_Stated task_: Please find all lines in the data that hold the string "image" and copy them.
================================
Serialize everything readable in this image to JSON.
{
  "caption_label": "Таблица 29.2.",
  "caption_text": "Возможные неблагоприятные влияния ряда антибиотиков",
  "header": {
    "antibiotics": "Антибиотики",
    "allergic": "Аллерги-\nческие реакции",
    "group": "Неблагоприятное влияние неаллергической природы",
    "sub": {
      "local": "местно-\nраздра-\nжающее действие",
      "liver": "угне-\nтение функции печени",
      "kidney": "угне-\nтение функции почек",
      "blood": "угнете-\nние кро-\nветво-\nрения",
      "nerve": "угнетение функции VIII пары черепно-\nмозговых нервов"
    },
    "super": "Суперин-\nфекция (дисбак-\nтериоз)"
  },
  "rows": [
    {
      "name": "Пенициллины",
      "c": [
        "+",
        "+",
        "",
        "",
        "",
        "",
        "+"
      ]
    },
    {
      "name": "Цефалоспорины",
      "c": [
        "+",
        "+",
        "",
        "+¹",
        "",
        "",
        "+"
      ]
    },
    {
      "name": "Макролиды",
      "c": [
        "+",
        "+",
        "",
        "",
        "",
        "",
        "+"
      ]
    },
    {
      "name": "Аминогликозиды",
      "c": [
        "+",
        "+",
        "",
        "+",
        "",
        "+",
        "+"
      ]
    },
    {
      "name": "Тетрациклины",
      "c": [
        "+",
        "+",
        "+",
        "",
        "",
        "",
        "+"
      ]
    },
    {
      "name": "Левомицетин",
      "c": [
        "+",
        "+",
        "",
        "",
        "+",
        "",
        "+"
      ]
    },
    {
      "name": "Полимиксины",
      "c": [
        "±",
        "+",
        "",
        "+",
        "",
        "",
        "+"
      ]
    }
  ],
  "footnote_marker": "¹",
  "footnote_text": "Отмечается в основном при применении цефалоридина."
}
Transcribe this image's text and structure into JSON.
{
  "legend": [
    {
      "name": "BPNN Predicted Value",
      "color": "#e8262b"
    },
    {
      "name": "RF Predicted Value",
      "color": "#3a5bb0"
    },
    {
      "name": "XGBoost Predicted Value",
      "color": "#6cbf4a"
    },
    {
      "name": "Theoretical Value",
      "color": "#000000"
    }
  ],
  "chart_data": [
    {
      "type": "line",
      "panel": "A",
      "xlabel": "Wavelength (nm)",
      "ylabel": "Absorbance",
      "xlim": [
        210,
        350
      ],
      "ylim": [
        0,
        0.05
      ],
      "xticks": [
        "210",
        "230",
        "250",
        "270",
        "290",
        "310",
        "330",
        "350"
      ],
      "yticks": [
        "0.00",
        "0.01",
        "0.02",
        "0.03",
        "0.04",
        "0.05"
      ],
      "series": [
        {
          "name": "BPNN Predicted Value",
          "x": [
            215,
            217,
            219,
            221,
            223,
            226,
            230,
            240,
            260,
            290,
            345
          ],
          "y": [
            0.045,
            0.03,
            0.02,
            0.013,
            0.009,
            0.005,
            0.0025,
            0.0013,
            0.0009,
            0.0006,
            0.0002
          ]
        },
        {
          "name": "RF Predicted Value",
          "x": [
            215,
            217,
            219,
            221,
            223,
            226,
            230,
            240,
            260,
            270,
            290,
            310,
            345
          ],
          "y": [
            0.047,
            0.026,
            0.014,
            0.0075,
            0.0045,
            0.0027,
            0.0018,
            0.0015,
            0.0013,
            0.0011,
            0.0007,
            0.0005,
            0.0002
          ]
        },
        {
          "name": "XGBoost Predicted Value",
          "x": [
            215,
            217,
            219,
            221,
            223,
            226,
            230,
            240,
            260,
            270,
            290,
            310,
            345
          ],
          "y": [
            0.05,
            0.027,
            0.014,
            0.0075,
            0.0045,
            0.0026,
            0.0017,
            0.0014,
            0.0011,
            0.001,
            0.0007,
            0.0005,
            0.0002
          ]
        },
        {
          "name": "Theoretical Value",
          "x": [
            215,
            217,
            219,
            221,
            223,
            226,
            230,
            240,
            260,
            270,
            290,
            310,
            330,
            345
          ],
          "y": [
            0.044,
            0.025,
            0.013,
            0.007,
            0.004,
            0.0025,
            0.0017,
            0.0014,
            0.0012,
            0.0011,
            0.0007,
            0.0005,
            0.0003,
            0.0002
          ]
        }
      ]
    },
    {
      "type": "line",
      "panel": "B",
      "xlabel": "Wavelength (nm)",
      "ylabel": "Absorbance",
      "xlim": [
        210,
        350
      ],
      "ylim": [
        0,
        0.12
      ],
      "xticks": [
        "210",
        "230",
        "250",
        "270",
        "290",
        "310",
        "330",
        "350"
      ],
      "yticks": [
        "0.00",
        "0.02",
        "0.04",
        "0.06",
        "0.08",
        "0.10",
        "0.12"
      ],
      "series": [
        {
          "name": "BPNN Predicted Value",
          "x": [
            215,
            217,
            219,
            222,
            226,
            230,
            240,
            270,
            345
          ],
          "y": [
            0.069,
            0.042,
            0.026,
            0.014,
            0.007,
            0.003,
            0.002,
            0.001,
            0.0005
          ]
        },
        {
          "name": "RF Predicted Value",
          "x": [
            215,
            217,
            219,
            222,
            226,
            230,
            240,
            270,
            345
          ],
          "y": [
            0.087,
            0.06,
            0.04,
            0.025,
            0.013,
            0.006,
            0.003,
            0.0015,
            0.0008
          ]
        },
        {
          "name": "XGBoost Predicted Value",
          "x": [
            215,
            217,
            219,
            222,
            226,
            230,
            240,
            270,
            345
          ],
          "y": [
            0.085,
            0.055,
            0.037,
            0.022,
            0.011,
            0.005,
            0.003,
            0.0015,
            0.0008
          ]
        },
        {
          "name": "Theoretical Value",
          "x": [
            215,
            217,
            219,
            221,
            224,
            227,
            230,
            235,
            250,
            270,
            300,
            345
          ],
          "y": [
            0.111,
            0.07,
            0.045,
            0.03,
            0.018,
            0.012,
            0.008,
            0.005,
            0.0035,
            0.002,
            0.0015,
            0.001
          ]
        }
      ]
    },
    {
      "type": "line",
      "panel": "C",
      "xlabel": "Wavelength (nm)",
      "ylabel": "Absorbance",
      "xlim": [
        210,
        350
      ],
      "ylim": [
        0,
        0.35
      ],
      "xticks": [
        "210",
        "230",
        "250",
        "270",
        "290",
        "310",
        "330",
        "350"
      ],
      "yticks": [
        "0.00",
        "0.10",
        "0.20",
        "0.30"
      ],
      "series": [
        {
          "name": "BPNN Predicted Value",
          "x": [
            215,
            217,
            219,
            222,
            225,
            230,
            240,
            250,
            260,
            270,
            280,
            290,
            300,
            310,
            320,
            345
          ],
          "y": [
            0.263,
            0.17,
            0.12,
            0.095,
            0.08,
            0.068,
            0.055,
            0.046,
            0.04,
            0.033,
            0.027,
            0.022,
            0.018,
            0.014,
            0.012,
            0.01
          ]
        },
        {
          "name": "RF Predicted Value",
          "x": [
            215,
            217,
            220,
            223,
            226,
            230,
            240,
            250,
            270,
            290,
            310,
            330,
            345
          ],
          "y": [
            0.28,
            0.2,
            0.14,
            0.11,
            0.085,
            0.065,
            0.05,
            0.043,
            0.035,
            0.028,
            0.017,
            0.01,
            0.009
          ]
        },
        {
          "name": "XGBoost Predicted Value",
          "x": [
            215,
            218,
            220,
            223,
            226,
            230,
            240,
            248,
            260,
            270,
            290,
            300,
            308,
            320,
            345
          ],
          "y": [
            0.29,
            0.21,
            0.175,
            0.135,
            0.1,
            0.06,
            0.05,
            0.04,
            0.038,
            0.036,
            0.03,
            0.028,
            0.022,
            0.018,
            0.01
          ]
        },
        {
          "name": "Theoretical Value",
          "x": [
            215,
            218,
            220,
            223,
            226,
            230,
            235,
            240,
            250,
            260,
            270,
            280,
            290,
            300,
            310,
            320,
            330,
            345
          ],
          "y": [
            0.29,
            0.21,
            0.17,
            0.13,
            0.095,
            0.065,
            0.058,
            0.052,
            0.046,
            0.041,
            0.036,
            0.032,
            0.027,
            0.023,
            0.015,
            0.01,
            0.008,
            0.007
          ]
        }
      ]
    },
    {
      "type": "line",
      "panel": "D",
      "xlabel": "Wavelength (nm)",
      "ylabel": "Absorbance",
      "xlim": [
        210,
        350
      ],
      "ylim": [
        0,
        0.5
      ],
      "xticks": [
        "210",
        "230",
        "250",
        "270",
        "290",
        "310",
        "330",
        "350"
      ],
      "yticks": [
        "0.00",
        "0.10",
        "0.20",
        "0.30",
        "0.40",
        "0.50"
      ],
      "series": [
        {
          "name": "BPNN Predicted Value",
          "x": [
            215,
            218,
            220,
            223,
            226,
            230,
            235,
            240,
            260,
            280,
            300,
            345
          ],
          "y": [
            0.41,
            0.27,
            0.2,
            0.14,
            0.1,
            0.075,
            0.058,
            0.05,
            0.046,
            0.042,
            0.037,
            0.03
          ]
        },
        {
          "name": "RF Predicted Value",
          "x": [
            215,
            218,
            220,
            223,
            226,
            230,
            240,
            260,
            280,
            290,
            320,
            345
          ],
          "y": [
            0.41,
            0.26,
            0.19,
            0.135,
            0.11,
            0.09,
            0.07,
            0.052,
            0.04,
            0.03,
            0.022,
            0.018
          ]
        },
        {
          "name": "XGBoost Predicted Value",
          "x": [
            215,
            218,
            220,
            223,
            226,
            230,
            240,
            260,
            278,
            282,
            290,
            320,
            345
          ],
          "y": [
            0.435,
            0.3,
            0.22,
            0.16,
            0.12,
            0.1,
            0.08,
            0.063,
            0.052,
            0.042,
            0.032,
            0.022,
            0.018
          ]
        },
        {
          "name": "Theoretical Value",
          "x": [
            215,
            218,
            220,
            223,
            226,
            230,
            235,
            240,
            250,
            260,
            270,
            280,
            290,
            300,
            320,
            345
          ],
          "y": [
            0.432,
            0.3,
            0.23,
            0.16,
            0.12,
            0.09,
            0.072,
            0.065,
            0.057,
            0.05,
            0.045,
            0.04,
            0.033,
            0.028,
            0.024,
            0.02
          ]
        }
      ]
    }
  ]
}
================================
_Exercise output_:
Serialize everything readable in this image to JSON.
Transcribe this image's text and structure into JSON.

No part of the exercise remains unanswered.